● **REQUEST**:
Exclude the pictures; give every entry again exactly as written.

● **RECORDS SUPPLIED**:

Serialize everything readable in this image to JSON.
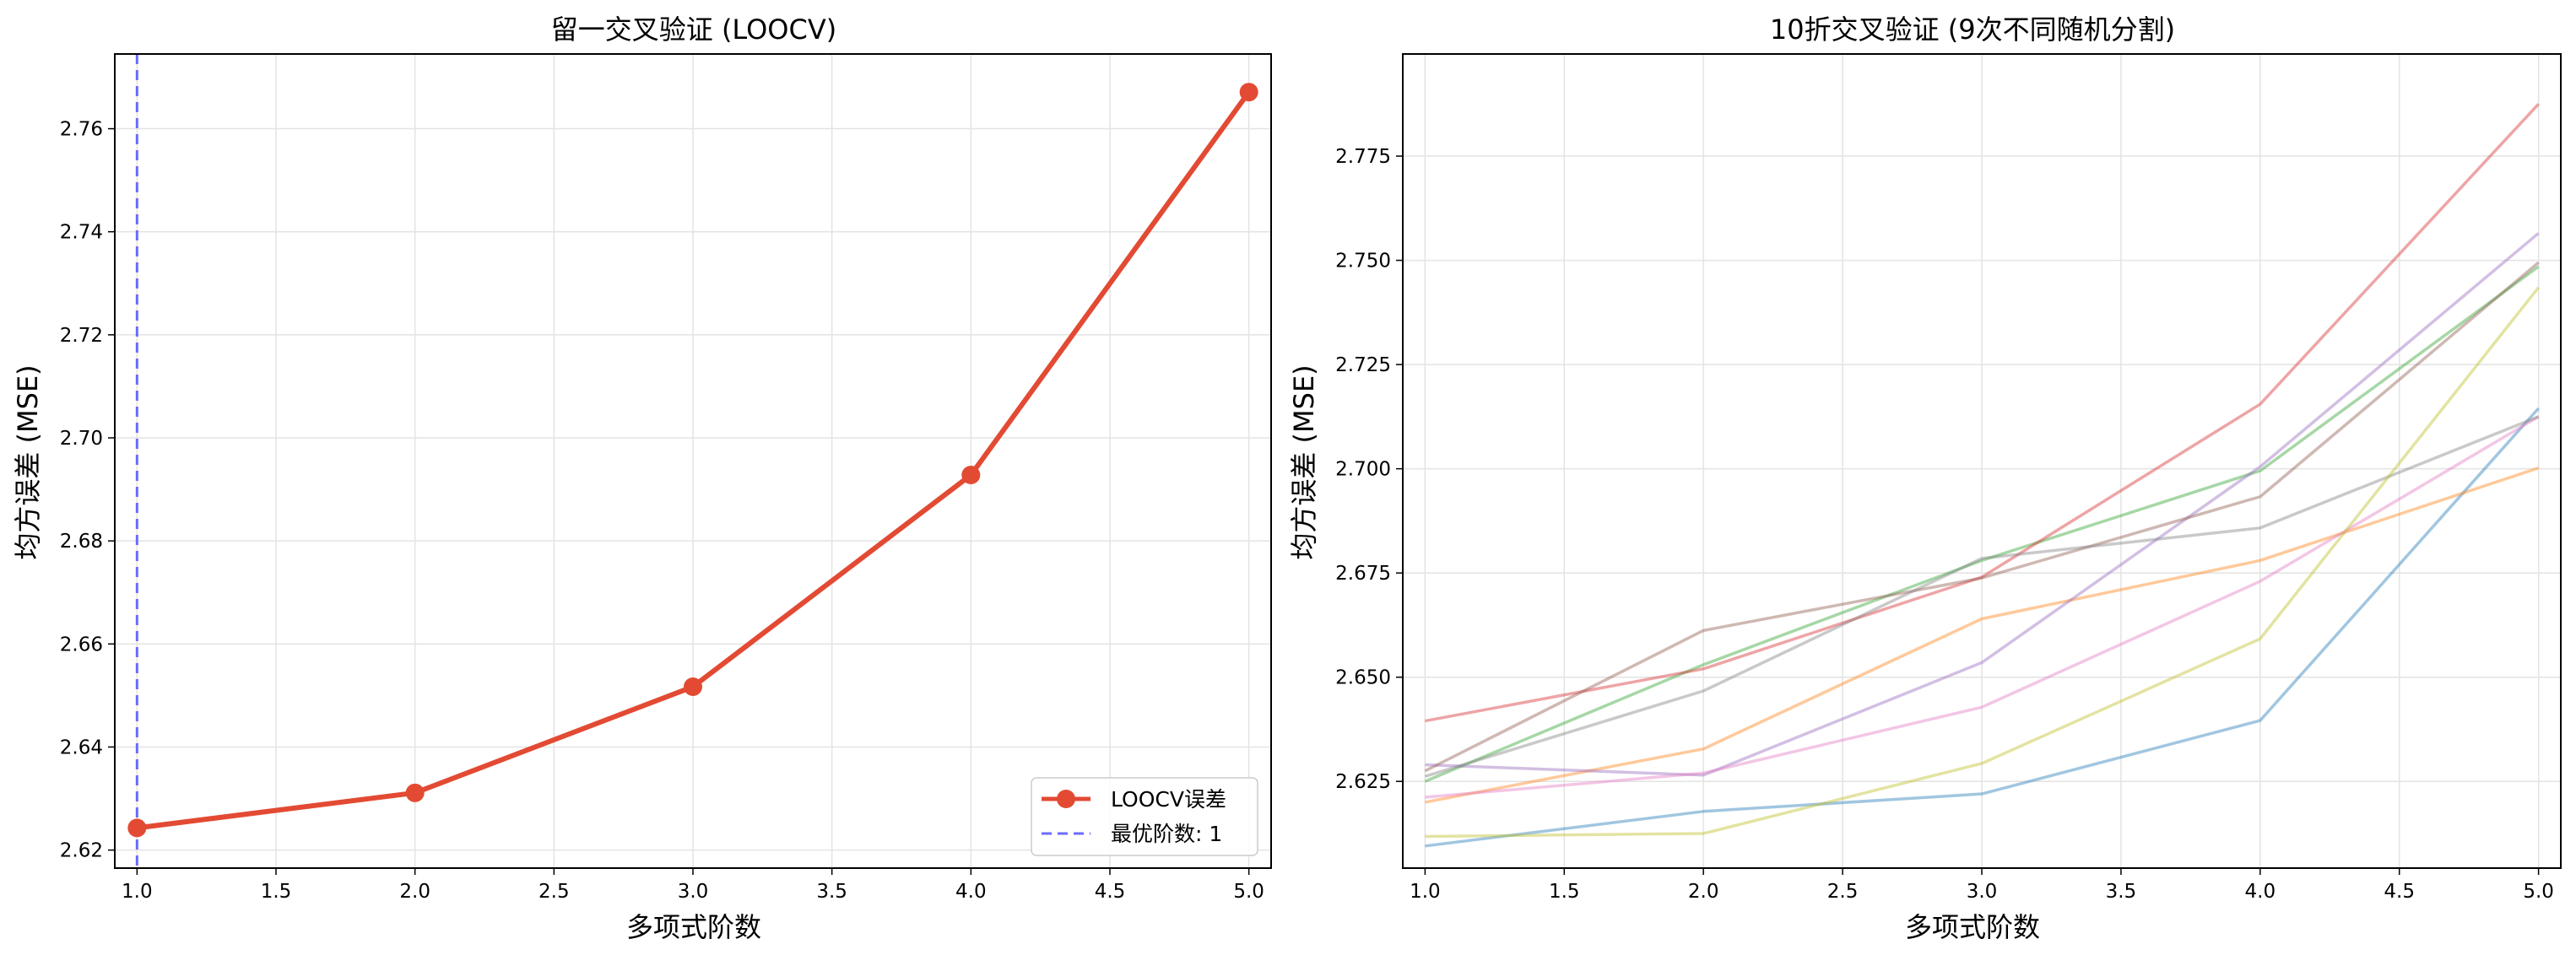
{
  "chart_data": [
    {
      "type": "line",
      "title": "留一交叉验证 (LOOCV)",
      "xlabel": "多项式阶数",
      "ylabel": "均方误差 (MSE)",
      "xlim": [
        0.92,
        5.08
      ],
      "ylim": [
        2.6165,
        2.7745
      ],
      "xticks": [
        "1.0",
        "1.5",
        "2.0",
        "2.5",
        "3.0",
        "3.5",
        "4.0",
        "4.5",
        "5.0"
      ],
      "yticks": [
        "2.62",
        "2.64",
        "2.66",
        "2.68",
        "2.70",
        "2.72",
        "2.74",
        "2.76"
      ],
      "grid": true,
      "legend_position": "bottom-right",
      "series": [
        {
          "name": "LOOCV误差",
          "color": "#e34a33",
          "x": [
            1,
            2,
            3,
            4,
            5
          ],
          "values": [
            2.6243,
            2.6311,
            2.6517,
            2.6928,
            2.7671
          ]
        }
      ],
      "reference_line": {
        "label": "最优阶数: 1",
        "x": 1,
        "color": "#6b6bff"
      }
    },
    {
      "type": "line",
      "title": "10折交叉验证 (9次不同随机分割)",
      "xlabel": "多项式阶数",
      "ylabel": "均方误差 (MSE)",
      "xlim": [
        0.92,
        5.08
      ],
      "ylim": [
        2.6042,
        2.7995
      ],
      "xticks": [
        "1.0",
        "1.5",
        "2.0",
        "2.5",
        "3.0",
        "3.5",
        "4.0",
        "4.5",
        "5.0"
      ],
      "yticks": [
        "2.625",
        "2.650",
        "2.675",
        "2.700",
        "2.725",
        "2.750",
        "2.775"
      ],
      "grid": true,
      "series": [
        {
          "color": "#1f77b4",
          "x": [
            1,
            2,
            3,
            4,
            5
          ],
          "values": [
            2.6095,
            2.6178,
            2.622,
            2.6396,
            2.7145
          ]
        },
        {
          "color": "#ff7f0e",
          "x": [
            1,
            2,
            3,
            4,
            5
          ],
          "values": [
            2.62,
            2.6328,
            2.664,
            2.678,
            2.7002
          ]
        },
        {
          "color": "#2ca02c",
          "x": [
            1,
            2,
            3,
            4,
            5
          ],
          "values": [
            2.625,
            2.653,
            2.678,
            2.6995,
            2.7485
          ]
        },
        {
          "color": "#d62728",
          "x": [
            1,
            2,
            3,
            4,
            5
          ],
          "values": [
            2.6395,
            2.652,
            2.674,
            2.7155,
            2.7875
          ]
        },
        {
          "color": "#9467bd",
          "x": [
            1,
            2,
            3,
            4,
            5
          ],
          "values": [
            2.629,
            2.6265,
            2.6535,
            2.7005,
            2.7565
          ]
        },
        {
          "color": "#8c564b",
          "x": [
            1,
            2,
            3,
            4,
            5
          ],
          "values": [
            2.6275,
            2.6612,
            2.6738,
            2.6933,
            2.7495
          ]
        },
        {
          "color": "#e377c2",
          "x": [
            1,
            2,
            3,
            4,
            5
          ],
          "values": [
            2.6212,
            2.627,
            2.6428,
            2.673,
            2.7125
          ]
        },
        {
          "color": "#7f7f7f",
          "x": [
            1,
            2,
            3,
            4,
            5
          ],
          "values": [
            2.6262,
            2.6467,
            2.6785,
            2.6858,
            2.7125
          ]
        },
        {
          "color": "#bcbd22",
          "x": [
            1,
            2,
            3,
            4,
            5
          ],
          "values": [
            2.6118,
            2.6125,
            2.6293,
            2.6592,
            2.7435
          ]
        }
      ]
    }
  ]
}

● **SOLUTION TO THIS EXERCISE**:
Serialize everything readable in this image to JSON.
{
  "chart_data": [
    {
      "type": "line",
      "title": "留一交叉验证 (LOOCV)",
      "xlabel": "多项式阶数",
      "ylabel": "均方误差 (MSE)",
      "xlim": [
        0.92,
        5.08
      ],
      "ylim": [
        2.6165,
        2.7745
      ],
      "xticks": [
        "1.0",
        "1.5",
        "2.0",
        "2.5",
        "3.0",
        "3.5",
        "4.0",
        "4.5",
        "5.0"
      ],
      "yticks": [
        "2.62",
        "2.64",
        "2.66",
        "2.68",
        "2.70",
        "2.72",
        "2.74",
        "2.76"
      ],
      "grid": true,
      "legend_position": "bottom-right",
      "series": [
        {
          "name": "LOOCV误差",
          "color": "#e34a33",
          "x": [
            1,
            2,
            3,
            4,
            5
          ],
          "values": [
            2.6243,
            2.6311,
            2.6517,
            2.6928,
            2.7671
          ]
        }
      ],
      "reference_line": {
        "label": "最优阶数: 1",
        "x": 1,
        "color": "#6b6bff"
      }
    },
    {
      "type": "line",
      "title": "10折交叉验证 (9次不同随机分割)",
      "xlabel": "多项式阶数",
      "ylabel": "均方误差 (MSE)",
      "xlim": [
        0.92,
        5.08
      ],
      "ylim": [
        2.6042,
        2.7995
      ],
      "xticks": [
        "1.0",
        "1.5",
        "2.0",
        "2.5",
        "3.0",
        "3.5",
        "4.0",
        "4.5",
        "5.0"
      ],
      "yticks": [
        "2.625",
        "2.650",
        "2.675",
        "2.700",
        "2.725",
        "2.750",
        "2.775"
      ],
      "grid": true,
      "series": [
        {
          "color": "#1f77b4",
          "x": [
            1,
            2,
            3,
            4,
            5
          ],
          "values": [
            2.6095,
            2.6178,
            2.622,
            2.6396,
            2.7145
          ]
        },
        {
          "color": "#ff7f0e",
          "x": [
            1,
            2,
            3,
            4,
            5
          ],
          "values": [
            2.62,
            2.6328,
            2.664,
            2.678,
            2.7002
          ]
        },
        {
          "color": "#2ca02c",
          "x": [
            1,
            2,
            3,
            4,
            5
          ],
          "values": [
            2.625,
            2.653,
            2.678,
            2.6995,
            2.7485
          ]
        },
        {
          "color": "#d62728",
          "x": [
            1,
            2,
            3,
            4,
            5
          ],
          "values": [
            2.6395,
            2.652,
            2.674,
            2.7155,
            2.7875
          ]
        },
        {
          "color": "#9467bd",
          "x": [
            1,
            2,
            3,
            4,
            5
          ],
          "values": [
            2.629,
            2.6265,
            2.6535,
            2.7005,
            2.7565
          ]
        },
        {
          "color": "#8c564b",
          "x": [
            1,
            2,
            3,
            4,
            5
          ],
          "values": [
            2.6275,
            2.6612,
            2.6738,
            2.6933,
            2.7495
          ]
        },
        {
          "color": "#e377c2",
          "x": [
            1,
            2,
            3,
            4,
            5
          ],
          "values": [
            2.6212,
            2.627,
            2.6428,
            2.673,
            2.7125
          ]
        },
        {
          "color": "#7f7f7f",
          "x": [
            1,
            2,
            3,
            4,
            5
          ],
          "values": [
            2.6262,
            2.6467,
            2.6785,
            2.6858,
            2.7125
          ]
        },
        {
          "color": "#bcbd22",
          "x": [
            1,
            2,
            3,
            4,
            5
          ],
          "values": [
            2.6118,
            2.6125,
            2.6293,
            2.6592,
            2.7435
          ]
        }
      ]
    }
  ]
}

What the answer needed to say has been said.